- Exercise goal
Produce the listing below again, exactly as shown.

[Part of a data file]
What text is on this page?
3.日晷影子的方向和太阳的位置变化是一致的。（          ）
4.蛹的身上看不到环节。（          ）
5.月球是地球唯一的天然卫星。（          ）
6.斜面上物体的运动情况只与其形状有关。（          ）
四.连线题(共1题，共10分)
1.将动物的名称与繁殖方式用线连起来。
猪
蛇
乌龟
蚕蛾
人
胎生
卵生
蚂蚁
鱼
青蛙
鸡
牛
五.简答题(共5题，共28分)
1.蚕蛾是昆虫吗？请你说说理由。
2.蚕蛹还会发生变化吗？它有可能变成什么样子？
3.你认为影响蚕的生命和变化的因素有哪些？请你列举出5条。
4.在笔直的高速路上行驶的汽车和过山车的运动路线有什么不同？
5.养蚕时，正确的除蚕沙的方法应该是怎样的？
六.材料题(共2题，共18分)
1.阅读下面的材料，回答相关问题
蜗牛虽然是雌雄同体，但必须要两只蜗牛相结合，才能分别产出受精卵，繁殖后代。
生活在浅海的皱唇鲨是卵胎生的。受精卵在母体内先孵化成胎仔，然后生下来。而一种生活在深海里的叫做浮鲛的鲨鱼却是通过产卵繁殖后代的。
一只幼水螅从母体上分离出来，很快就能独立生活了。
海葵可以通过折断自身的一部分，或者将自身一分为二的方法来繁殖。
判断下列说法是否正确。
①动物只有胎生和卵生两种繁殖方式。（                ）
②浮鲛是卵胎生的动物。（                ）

- Answer to the problem
What text is on this page?
3.日晷影子的方向和太阳的位置变化是一致的。（          ）
4.蛹的身上看不到环节。（          ）
5.月球是地球唯一的天然卫星。（          ）
6.斜面上物体的运动情况只与其形状有关。（          ）
四.连线题(共1题，共10分)
1.将动物的名称与繁殖方式用线连起来。
猪
蛇
乌龟
蚕蛾
人
胎生
卵生
蚂蚁
鱼
青蛙
鸡
牛
五.简答题(共5题，共28分)
1.蚕蛾是昆虫吗？请你说说理由。
2.蚕蛹还会发生变化吗？它有可能变成什么样子？
3.你认为影响蚕的生命和变化的因素有哪些？请你列举出5条。
4.在笔直的高速路上行驶的汽车和过山车的运动路线有什么不同？
5.养蚕时，正确的除蚕沙的方法应该是怎样的？
六.材料题(共2题，共18分)
1.阅读下面的材料，回答相关问题
蜗牛虽然是雌雄同体，但必须要两只蜗牛相结合，才能分别产出受精卵，繁殖后代。
生活在浅海的皱唇鲨是卵胎生的。受精卵在母体内先孵化成胎仔，然后生下来。而一种生活在深海里的叫做浮鲛的鲨鱼却是通过产卵繁殖后代的。
一只幼水螅从母体上分离出来，很快就能独立生活了。
海葵可以通过折断自身的一部分，或者将自身一分为二的方法来繁殖。
判断下列说法是否正确。
①动物只有胎生和卵生两种繁殖方式。（                ）
②浮鲛是卵胎生的动物。（                ）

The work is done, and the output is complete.